Exercise task
In the data below, find every line that has the string "log₁₀", and copy it.
-=-=-=-=-
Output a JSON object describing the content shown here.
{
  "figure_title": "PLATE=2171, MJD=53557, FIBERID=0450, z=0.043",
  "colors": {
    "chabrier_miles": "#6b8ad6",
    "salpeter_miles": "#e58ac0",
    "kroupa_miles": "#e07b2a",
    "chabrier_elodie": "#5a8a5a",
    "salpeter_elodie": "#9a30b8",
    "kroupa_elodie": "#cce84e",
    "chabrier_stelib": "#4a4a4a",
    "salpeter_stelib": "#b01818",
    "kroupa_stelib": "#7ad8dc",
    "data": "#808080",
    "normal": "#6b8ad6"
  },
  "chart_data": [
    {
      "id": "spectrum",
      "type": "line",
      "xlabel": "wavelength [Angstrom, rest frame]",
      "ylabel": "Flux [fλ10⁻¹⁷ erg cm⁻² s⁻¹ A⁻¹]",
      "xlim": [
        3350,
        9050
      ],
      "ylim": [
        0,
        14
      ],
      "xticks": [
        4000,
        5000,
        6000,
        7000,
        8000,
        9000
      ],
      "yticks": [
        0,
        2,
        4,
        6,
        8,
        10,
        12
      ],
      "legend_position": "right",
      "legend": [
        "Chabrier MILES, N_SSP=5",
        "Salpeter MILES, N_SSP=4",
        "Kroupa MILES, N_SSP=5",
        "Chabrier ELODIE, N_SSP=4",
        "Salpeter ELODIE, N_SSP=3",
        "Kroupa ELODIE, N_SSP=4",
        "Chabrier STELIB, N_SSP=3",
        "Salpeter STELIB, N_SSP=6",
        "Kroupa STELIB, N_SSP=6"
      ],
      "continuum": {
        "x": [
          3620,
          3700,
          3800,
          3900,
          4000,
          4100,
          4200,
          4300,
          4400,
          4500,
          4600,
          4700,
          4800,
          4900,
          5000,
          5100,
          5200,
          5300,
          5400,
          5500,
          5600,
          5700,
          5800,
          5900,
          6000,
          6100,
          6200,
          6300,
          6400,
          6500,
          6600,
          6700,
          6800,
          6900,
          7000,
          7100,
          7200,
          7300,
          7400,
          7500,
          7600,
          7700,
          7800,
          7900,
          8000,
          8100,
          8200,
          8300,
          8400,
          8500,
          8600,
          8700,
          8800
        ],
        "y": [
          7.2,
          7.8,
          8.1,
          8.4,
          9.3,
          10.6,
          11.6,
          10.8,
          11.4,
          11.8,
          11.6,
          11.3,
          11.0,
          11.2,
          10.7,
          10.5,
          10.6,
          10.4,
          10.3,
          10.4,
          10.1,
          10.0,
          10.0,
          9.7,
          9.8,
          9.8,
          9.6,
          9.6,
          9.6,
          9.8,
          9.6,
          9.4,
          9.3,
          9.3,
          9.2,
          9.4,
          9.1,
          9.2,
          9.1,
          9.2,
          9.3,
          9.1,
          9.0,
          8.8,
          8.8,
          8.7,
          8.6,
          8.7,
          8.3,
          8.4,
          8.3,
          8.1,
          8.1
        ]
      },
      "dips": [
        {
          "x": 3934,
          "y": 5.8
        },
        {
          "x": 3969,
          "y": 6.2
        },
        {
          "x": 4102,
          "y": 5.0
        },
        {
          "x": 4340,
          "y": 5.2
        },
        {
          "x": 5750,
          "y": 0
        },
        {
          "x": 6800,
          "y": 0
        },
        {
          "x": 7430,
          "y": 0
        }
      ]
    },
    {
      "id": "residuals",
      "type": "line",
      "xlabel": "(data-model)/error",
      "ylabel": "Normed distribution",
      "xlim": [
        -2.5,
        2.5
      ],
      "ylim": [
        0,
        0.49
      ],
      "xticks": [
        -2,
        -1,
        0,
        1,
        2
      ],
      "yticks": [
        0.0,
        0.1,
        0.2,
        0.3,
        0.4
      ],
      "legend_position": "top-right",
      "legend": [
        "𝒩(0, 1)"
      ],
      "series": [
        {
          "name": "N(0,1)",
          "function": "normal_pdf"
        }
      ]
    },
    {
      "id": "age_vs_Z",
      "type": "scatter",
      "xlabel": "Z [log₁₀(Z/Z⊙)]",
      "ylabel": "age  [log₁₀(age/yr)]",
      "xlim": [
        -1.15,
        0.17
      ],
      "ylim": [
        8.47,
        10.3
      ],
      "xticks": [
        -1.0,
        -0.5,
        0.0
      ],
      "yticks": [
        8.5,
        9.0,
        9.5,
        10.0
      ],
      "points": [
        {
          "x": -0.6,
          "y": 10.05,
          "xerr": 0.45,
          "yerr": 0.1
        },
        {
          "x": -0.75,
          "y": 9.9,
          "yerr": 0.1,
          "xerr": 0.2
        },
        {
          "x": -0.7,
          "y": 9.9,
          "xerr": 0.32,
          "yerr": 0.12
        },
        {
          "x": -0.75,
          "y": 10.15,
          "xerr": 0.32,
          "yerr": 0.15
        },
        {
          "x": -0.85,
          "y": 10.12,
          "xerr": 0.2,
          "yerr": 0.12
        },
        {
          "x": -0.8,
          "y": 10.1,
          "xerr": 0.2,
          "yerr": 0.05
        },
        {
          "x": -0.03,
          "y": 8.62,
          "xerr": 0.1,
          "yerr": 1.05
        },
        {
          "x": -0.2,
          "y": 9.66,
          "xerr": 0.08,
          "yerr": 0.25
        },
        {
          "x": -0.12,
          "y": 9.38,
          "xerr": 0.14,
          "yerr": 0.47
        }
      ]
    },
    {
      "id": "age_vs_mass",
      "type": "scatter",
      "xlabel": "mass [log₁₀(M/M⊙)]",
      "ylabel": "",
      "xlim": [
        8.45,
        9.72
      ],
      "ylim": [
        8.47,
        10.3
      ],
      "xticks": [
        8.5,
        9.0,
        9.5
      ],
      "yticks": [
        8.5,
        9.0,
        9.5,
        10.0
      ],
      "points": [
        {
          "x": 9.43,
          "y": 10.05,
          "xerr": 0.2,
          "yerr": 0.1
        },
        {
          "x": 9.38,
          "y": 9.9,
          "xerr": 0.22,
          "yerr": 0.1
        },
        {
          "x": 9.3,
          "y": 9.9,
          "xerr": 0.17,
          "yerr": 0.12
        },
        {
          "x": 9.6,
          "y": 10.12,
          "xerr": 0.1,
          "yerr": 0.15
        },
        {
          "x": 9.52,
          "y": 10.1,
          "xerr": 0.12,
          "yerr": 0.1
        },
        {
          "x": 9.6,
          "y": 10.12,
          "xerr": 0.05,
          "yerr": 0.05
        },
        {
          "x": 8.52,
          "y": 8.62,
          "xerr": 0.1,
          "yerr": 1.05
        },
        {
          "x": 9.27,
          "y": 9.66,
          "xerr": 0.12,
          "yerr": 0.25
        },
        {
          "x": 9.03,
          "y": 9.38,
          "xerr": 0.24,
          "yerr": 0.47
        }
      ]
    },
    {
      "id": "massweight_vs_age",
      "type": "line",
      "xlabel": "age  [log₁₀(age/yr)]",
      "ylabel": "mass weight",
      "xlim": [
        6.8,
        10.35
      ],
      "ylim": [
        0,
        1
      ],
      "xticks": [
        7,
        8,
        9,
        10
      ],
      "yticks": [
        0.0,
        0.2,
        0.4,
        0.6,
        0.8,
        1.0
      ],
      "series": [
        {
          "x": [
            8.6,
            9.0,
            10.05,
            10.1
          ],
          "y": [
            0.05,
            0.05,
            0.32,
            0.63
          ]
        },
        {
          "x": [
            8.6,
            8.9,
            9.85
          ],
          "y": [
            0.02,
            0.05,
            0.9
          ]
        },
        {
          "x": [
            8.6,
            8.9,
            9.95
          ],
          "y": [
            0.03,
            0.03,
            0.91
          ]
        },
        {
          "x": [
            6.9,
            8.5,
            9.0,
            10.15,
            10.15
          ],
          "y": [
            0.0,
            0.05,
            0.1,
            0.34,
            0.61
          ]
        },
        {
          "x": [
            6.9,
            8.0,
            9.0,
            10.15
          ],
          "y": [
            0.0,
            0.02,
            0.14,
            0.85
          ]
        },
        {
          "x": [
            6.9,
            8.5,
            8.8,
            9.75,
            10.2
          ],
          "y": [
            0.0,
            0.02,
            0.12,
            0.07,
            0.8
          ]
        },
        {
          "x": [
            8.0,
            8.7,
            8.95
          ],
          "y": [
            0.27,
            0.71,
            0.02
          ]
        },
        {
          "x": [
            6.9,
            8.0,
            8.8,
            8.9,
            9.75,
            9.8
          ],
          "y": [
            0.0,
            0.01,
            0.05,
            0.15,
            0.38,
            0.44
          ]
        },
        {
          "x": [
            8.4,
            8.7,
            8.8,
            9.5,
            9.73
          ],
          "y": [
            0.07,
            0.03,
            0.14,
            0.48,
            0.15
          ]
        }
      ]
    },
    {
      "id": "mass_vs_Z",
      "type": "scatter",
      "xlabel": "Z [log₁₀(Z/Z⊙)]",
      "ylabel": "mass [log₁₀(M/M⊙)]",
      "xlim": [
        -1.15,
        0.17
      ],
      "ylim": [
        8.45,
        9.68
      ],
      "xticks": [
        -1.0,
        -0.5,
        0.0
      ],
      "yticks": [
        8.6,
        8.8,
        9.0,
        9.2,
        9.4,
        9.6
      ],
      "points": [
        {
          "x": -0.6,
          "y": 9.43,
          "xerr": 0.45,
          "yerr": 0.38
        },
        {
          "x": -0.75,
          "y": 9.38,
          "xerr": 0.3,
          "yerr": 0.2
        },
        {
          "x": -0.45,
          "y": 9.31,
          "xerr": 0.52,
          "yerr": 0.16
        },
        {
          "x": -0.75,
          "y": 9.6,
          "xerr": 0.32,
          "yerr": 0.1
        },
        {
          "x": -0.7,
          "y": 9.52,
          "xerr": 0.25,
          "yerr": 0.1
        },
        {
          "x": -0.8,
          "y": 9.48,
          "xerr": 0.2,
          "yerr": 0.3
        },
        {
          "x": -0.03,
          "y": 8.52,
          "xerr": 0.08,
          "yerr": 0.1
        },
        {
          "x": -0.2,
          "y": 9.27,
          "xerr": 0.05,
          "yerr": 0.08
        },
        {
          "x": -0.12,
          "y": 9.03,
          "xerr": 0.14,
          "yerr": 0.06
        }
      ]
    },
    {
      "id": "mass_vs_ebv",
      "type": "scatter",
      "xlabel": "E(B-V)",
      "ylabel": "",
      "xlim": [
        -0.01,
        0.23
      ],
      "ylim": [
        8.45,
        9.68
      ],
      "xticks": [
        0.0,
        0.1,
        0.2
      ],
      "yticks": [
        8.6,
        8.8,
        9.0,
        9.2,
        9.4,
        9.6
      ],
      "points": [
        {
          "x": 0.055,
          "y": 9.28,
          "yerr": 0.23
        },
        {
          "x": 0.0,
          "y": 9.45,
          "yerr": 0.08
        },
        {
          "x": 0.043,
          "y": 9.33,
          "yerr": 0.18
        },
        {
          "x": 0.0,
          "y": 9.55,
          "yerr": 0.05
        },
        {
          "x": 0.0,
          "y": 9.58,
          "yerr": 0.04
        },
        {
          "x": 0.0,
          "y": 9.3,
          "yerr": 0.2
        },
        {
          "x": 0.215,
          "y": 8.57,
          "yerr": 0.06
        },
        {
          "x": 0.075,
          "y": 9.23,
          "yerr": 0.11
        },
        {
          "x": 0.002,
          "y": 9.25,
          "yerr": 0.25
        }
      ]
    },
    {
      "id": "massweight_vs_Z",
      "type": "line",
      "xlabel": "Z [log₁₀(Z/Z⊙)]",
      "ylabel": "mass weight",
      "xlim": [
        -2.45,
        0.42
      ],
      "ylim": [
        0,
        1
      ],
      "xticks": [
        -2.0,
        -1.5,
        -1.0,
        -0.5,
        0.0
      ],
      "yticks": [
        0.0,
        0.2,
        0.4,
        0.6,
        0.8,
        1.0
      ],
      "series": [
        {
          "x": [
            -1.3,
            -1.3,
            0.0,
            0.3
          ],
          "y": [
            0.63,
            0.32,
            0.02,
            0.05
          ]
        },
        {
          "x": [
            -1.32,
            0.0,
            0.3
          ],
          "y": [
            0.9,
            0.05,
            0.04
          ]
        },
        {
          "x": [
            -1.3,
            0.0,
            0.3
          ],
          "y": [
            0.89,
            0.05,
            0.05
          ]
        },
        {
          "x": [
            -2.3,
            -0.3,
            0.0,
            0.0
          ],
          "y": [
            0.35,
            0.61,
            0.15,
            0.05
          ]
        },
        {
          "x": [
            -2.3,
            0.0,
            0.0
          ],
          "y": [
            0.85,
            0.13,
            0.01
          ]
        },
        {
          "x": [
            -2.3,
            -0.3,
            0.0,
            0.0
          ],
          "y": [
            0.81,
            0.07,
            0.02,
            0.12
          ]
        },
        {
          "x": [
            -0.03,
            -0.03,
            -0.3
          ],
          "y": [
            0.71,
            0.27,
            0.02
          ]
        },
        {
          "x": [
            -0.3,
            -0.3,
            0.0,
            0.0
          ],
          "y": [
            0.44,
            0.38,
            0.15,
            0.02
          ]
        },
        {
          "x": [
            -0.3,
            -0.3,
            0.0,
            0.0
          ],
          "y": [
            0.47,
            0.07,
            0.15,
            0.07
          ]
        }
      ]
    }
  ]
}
-=-=-=-=-
Final result
      "xlabel": "Z [log₁₀(Z/Z⊙)]",
      "ylabel": "age  [log₁₀(age/yr)]",
      "xlabel": "mass [log₁₀(M/M⊙)]",
      "xlabel": "age  [log₁₀(age/yr)]",
      "xlabel": "Z [log₁₀(Z/Z⊙)]",
      "ylabel": "mass [log₁₀(M/M⊙)]",
      "xlabel": "Z [log₁₀(Z/Z⊙)]",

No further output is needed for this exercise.